> Description of the task:
State how many lines of the data contain the word "from", and write nothing besides the number.

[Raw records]
┏━━

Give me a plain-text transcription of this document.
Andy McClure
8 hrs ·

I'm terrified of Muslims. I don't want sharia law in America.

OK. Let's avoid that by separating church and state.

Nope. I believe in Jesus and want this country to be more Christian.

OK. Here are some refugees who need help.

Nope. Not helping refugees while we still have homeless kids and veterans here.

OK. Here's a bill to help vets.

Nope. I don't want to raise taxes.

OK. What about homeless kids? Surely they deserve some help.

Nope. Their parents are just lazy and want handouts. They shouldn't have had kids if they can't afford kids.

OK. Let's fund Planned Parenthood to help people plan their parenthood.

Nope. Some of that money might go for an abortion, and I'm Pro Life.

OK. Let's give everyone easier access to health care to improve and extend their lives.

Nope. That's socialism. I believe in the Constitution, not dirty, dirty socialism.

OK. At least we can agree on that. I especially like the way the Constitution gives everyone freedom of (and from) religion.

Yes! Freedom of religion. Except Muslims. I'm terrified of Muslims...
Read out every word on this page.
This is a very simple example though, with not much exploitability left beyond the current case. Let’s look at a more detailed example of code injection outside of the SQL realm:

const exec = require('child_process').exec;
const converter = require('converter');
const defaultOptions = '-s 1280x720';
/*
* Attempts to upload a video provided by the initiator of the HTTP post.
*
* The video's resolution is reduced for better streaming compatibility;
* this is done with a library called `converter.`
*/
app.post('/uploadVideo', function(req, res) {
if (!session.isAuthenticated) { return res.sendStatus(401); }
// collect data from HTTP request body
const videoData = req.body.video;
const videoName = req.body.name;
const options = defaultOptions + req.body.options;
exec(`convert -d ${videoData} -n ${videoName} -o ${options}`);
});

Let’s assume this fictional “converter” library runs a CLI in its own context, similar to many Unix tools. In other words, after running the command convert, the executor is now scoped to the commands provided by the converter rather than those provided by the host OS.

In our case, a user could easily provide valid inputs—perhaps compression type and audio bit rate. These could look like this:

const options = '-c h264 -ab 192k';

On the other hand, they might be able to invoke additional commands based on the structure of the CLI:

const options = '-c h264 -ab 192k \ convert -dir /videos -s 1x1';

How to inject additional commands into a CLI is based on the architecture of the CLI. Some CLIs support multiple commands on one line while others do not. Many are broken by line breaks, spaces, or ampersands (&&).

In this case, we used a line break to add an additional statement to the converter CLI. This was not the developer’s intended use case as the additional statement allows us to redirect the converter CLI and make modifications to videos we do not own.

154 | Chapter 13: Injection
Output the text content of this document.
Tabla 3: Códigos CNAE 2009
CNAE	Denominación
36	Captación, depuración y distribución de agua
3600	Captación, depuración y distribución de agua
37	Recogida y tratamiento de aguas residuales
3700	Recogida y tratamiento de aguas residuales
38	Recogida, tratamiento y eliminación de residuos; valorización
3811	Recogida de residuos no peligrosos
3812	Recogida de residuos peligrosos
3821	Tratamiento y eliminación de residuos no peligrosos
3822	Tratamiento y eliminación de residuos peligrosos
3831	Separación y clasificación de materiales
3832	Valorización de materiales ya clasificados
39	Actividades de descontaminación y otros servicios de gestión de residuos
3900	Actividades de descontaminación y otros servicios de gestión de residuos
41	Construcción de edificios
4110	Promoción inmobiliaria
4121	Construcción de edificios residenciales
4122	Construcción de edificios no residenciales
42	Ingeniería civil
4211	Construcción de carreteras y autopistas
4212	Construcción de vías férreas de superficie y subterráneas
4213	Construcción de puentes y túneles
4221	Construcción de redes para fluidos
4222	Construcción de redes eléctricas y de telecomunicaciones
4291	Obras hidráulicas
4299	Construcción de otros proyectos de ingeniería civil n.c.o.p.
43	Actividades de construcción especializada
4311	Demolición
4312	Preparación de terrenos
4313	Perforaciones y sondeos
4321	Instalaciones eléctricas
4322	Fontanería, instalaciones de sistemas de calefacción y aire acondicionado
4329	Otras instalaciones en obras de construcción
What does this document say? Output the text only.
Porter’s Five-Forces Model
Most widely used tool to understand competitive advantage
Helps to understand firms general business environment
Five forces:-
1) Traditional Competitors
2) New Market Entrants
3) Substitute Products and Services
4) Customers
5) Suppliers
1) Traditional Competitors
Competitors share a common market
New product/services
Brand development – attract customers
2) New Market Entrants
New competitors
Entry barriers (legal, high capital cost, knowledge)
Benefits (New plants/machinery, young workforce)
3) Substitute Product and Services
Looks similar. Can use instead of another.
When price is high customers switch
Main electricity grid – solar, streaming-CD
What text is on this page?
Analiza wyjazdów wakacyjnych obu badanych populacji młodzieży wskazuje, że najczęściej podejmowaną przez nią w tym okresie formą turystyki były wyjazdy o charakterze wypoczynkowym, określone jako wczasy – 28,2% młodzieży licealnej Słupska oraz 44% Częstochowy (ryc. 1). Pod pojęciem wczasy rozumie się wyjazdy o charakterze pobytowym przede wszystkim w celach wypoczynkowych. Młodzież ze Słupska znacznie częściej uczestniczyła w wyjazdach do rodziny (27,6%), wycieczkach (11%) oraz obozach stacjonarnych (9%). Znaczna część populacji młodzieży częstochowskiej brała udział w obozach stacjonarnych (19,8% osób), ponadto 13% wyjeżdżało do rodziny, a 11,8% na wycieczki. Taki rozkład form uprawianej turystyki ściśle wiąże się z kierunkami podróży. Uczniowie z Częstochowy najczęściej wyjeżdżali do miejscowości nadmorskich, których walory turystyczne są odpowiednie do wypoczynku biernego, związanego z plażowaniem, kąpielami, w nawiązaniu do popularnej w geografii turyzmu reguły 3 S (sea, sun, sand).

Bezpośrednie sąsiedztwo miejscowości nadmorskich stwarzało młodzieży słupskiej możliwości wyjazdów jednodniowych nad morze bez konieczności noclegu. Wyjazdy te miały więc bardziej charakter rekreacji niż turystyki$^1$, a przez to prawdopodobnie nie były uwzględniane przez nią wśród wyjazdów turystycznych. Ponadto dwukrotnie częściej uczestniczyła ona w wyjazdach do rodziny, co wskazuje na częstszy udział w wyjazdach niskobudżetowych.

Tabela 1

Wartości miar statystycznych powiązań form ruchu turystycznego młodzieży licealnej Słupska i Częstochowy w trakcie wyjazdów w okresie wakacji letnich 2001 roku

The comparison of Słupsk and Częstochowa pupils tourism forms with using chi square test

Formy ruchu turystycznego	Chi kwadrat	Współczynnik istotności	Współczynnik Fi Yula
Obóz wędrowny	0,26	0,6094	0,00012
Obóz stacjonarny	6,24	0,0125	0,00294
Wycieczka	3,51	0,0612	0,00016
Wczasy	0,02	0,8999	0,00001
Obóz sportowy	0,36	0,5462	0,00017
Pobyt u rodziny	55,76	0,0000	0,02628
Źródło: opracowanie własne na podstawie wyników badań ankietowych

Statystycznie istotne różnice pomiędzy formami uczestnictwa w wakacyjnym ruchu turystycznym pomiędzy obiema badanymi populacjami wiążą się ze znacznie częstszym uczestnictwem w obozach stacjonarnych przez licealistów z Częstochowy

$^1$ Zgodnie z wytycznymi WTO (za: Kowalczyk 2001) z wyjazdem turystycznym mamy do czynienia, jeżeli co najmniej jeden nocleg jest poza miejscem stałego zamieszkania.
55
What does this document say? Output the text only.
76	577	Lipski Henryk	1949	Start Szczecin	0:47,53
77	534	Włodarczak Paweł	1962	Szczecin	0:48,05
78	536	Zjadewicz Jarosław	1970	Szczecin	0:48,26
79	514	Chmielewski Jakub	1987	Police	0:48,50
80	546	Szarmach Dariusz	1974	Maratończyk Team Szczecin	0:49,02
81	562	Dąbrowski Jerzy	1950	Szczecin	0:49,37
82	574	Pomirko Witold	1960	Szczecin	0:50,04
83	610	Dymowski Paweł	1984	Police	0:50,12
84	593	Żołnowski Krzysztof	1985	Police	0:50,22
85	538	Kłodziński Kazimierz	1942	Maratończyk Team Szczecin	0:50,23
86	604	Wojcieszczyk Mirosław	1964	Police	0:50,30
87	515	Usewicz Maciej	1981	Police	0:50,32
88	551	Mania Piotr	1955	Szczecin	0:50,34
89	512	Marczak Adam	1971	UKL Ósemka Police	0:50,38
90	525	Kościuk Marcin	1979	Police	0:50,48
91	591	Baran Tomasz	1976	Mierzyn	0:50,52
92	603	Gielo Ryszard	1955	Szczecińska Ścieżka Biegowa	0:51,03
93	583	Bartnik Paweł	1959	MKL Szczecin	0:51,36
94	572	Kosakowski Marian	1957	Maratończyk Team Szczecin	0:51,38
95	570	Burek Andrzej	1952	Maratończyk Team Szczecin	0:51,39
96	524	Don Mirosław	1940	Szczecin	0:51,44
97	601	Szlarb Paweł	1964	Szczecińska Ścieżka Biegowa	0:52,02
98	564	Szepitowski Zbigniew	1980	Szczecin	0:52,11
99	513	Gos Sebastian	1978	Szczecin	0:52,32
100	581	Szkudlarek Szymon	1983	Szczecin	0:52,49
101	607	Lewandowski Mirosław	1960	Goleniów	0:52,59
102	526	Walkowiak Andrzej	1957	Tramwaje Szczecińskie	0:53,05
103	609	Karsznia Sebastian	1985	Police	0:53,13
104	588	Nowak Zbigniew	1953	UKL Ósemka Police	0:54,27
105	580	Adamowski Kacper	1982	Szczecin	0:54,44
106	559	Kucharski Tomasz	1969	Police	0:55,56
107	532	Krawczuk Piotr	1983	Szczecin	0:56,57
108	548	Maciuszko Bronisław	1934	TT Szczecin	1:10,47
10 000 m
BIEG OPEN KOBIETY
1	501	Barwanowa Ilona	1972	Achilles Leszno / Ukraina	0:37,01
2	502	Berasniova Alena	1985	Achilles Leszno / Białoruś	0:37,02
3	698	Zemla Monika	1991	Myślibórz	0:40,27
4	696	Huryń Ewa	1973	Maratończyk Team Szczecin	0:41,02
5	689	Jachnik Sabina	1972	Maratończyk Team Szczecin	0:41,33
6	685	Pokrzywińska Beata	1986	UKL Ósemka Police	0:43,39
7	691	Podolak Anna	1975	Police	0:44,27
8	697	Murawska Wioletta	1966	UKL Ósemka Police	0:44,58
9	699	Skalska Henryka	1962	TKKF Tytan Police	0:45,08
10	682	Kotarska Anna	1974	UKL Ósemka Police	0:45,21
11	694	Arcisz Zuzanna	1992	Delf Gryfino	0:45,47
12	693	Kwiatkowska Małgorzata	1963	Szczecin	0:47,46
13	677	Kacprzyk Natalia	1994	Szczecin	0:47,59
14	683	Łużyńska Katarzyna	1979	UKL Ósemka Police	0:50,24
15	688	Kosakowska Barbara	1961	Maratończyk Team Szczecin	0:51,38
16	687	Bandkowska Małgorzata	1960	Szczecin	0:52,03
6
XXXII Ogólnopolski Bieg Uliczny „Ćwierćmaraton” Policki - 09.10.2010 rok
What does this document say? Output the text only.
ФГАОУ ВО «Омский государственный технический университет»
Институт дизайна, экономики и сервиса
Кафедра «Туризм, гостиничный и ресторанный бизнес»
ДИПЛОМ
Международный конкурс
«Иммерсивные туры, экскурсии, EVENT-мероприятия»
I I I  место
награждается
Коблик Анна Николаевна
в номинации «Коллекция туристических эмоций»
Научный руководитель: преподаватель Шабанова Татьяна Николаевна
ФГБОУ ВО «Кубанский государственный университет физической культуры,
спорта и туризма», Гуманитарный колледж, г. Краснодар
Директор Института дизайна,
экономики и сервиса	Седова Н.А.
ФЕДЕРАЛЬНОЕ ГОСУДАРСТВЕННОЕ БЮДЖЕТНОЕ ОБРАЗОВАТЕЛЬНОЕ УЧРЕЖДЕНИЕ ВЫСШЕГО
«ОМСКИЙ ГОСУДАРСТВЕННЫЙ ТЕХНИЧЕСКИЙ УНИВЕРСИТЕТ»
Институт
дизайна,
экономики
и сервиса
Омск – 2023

┗━━

> Finished answer:
2